Directions for this task - Copy the listing below in full and skip every picture.

Collected data entries:
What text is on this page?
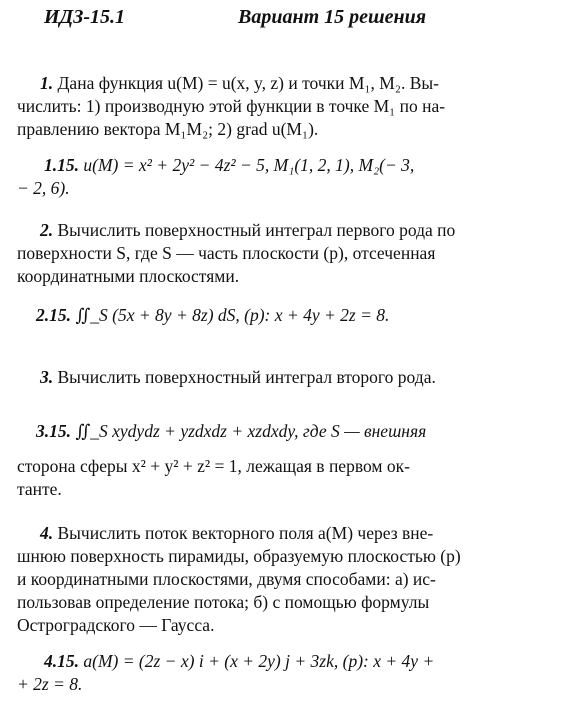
ИДЗ-15.1	Вариант 15 решения
1. Дана функция u(M) = u(x, y, z) и точки M₁, M₂. Вы-
числить: 1) производную этой функции в точке M₁ по на-
правлению вектора M₁M₂; 2) grad u(M₁).
1.15. u(M) = x² + 2y² − 4z² − 5, M₁(1, 2, 1), M₂(− 3,
− 2, 6).
2. Вычислить поверхностный интеграл первого рода по
поверхности S, где S — часть плоскости (p), отсеченная
координатными плоскостями.
2.15. ∬_S (5x + 8y + 8z) dS, (p): x + 4y + 2z = 8.
3. Вычислить поверхностный интеграл второго рода.
3.15. ∬_S xydydz + yzdxdz + xzdxdy, где S — внешняя
сторона сферы x² + y² + z² = 1, лежащая в первом ок-
танте.
4. Вычислить поток векторного поля a(M) через вне-
шнюю поверхность пирамиды, образуемую плоскостью (p)
и координатными плоскостями, двумя способами: а) ис-
пользовав определение потока; б) с помощью формулы
Остроградского — Гаусса.
4.15. a(M) = (2z − x) i + (x + 2y) j + 3zk, (p): x + 4y +
+ 2z = 8.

Exercise solution -
What text is on this page?
ИДЗ-15.1	Вариант 15 решения
1. Дана функция u(M) = u(x, y, z) и точки M₁, M₂. Вы-
числить: 1) производную этой функции в точке M₁ по на-
правлению вектора M₁M₂; 2) grad u(M₁).
1.15. u(M) = x² + 2y² − 4z² − 5, M₁(1, 2, 1), M₂(− 3,
− 2, 6).
2. Вычислить поверхностный интеграл первого рода по
поверхности S, где S — часть плоскости (p), отсеченная
координатными плоскостями.
2.15. ∬_S (5x + 8y + 8z) dS, (p): x + 4y + 2z = 8.
3. Вычислить поверхностный интеграл второго рода.
3.15. ∬_S xydydz + yzdxdz + xzdxdy, где S — внешняя
сторона сферы x² + y² + z² = 1, лежащая в первом ок-
танте.
4. Вычислить поток векторного поля a(M) через вне-
шнюю поверхность пирамиды, образуемую плоскостью (p)
и координатными плоскостями, двумя способами: а) ис-
пользовав определение потока; б) с помощью формулы
Остроградского — Гаусса.
4.15. a(M) = (2z − x) i + (x + 2y) j + 3zk, (p): x + 4y +
+ 2z = 8.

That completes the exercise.